(begin)

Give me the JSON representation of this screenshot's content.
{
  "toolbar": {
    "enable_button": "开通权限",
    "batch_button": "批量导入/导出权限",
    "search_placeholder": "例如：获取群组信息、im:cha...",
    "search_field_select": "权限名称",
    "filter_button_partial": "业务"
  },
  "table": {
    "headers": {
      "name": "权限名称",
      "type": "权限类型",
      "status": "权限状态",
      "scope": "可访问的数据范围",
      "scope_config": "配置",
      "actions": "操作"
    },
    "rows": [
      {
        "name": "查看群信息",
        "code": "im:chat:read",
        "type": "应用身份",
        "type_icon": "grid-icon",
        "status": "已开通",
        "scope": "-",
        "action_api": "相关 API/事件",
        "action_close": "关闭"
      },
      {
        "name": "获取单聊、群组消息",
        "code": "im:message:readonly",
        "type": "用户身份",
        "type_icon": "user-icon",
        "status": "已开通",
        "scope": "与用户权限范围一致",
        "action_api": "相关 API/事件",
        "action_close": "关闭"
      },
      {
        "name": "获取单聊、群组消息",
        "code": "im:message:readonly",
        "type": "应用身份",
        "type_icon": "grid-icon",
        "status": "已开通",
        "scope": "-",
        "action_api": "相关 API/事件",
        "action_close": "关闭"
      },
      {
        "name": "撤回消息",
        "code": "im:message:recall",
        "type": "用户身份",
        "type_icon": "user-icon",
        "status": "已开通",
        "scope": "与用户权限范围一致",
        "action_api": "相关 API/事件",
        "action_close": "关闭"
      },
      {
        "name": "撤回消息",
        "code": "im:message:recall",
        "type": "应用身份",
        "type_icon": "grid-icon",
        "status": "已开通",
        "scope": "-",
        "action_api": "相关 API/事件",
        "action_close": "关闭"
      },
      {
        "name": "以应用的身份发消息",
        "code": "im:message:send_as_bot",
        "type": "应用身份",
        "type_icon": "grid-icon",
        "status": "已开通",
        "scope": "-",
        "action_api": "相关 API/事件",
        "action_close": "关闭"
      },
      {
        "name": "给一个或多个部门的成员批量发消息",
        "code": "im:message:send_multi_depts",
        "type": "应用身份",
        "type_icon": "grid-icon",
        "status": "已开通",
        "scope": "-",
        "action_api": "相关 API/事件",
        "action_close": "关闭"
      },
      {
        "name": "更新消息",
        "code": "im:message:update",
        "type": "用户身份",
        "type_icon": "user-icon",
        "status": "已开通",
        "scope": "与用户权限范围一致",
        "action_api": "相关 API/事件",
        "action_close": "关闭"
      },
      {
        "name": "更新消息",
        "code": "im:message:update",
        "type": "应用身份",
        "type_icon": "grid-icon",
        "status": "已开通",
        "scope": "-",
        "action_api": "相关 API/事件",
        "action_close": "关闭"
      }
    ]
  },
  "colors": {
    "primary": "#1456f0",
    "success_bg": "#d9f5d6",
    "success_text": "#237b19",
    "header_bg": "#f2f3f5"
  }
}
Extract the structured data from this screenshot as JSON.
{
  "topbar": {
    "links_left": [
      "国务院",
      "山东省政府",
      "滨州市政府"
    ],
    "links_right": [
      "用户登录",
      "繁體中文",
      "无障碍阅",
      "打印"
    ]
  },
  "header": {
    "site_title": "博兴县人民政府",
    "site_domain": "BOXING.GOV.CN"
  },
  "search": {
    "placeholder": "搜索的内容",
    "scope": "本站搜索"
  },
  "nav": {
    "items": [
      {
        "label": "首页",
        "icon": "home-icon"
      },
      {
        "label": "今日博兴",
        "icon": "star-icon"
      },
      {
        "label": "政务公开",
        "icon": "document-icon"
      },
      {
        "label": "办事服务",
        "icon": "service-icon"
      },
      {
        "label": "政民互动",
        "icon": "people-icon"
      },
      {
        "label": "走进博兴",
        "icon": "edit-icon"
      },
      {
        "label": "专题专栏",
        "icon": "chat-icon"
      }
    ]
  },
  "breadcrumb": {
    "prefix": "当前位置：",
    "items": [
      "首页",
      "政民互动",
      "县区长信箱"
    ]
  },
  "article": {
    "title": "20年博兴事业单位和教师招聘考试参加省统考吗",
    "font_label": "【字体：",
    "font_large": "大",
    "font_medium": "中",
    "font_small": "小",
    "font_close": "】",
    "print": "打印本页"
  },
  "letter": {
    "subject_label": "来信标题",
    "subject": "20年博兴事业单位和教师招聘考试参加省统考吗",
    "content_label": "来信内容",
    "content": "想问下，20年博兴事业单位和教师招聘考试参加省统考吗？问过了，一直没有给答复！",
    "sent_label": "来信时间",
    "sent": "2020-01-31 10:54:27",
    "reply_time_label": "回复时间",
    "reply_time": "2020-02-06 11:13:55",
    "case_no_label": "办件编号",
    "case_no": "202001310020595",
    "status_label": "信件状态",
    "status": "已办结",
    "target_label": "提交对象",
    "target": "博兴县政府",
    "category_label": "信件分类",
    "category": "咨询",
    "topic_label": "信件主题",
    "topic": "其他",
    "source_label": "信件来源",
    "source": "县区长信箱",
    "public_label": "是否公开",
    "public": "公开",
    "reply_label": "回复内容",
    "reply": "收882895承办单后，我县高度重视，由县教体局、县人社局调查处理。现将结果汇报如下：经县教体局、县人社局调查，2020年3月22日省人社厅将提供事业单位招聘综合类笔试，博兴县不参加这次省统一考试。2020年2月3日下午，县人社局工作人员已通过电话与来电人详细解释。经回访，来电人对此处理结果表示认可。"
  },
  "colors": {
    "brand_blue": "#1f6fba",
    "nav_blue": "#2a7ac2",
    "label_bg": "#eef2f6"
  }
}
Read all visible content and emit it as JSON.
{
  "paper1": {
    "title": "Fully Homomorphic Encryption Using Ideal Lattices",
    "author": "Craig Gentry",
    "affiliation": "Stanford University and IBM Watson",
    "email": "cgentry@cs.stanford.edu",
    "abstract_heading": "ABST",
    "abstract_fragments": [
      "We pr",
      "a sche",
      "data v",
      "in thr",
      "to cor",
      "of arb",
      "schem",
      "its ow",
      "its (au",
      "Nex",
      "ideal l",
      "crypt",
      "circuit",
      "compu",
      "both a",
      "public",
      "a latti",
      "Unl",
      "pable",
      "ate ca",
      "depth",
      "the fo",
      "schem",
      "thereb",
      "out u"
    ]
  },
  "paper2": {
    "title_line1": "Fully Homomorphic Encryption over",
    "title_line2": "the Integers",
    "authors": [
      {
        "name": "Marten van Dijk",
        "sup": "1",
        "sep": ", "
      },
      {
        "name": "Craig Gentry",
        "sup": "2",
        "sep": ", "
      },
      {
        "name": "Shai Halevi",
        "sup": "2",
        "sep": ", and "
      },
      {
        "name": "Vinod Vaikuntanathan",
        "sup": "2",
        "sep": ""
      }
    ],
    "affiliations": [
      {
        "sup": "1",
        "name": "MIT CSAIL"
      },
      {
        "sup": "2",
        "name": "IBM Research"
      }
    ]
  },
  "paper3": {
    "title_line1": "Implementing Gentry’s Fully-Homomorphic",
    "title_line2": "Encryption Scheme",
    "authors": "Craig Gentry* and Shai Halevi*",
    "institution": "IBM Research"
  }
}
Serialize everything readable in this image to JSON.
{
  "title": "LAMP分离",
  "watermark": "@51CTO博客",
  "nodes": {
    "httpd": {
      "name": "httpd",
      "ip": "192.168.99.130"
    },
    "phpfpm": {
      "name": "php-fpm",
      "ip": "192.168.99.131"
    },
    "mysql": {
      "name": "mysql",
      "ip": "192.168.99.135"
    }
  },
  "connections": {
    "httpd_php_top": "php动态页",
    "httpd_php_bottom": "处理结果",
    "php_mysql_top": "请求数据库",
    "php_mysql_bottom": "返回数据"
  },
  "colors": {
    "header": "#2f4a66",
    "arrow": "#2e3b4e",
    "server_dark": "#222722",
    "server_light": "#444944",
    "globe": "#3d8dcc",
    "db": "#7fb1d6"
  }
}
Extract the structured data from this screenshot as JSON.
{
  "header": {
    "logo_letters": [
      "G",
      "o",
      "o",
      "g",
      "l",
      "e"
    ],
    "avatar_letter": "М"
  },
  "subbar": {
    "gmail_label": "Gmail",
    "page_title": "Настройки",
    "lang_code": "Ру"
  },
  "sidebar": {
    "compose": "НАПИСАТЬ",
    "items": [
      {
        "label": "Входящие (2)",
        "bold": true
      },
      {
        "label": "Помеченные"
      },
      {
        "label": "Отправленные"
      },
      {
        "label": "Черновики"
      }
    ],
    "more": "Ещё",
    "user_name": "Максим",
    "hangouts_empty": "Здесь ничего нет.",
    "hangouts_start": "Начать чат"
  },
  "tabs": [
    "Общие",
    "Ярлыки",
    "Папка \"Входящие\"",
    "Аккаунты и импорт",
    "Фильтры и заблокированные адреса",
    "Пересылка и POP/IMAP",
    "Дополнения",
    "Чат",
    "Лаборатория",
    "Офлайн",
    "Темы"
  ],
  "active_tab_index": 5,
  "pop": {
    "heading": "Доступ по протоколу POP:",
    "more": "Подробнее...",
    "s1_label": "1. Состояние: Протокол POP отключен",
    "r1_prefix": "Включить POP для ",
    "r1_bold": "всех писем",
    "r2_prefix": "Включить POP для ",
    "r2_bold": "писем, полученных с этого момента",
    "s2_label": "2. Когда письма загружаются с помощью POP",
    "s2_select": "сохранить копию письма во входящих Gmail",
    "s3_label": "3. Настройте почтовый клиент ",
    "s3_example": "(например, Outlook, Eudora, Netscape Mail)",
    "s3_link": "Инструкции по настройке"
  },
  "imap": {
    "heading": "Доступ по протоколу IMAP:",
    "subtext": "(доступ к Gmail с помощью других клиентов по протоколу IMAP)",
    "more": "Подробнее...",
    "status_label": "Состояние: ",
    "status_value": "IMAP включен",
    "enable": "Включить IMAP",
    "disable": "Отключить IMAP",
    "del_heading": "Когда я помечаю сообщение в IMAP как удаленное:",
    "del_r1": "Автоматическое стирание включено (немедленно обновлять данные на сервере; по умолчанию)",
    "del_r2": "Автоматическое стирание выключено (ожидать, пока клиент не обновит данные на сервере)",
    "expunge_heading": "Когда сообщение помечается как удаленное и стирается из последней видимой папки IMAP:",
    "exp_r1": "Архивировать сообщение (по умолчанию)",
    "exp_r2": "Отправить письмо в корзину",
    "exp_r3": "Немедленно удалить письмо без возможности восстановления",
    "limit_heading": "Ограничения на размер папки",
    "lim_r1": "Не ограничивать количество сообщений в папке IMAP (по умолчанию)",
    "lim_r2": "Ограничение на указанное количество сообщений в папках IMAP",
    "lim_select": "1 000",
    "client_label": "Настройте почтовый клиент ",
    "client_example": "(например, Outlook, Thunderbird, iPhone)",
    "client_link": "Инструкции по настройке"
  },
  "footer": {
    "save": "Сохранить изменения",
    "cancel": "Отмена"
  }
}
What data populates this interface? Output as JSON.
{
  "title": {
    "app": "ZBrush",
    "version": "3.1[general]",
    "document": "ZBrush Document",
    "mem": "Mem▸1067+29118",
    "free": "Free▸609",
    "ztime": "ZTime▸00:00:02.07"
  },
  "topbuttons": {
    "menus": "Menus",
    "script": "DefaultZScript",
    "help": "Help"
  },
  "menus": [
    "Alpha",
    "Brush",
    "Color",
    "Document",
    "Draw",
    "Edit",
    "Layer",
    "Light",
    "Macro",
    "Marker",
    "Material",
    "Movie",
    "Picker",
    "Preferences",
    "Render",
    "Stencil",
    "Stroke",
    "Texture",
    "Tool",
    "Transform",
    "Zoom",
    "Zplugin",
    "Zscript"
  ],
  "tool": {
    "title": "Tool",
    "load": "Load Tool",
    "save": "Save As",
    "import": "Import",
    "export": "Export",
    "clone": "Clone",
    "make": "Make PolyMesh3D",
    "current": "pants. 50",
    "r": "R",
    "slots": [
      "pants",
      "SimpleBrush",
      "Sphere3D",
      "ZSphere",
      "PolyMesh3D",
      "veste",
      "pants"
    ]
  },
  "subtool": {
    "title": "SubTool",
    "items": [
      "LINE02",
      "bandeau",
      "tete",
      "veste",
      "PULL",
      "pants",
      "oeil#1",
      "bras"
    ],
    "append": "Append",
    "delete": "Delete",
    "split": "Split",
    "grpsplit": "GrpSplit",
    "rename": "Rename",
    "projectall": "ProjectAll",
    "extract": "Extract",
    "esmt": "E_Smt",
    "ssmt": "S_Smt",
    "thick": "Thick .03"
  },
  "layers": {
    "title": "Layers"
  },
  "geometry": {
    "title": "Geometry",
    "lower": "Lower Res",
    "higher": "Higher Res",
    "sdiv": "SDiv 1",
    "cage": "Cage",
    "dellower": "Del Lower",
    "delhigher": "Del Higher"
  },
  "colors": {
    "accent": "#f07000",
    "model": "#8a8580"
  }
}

(end)

WHAT IS EXPECTED. Every line of the listing that holds "количество" should be found and copied.

OUTPUT FOR THIS EXERCISE.
    "lim_r1": "Не ограничивать количество сообщений в папке IMAP (по умолчанию)",
    "lim_r2": "Ограничение на указанное количество сообщений в папках IMAP",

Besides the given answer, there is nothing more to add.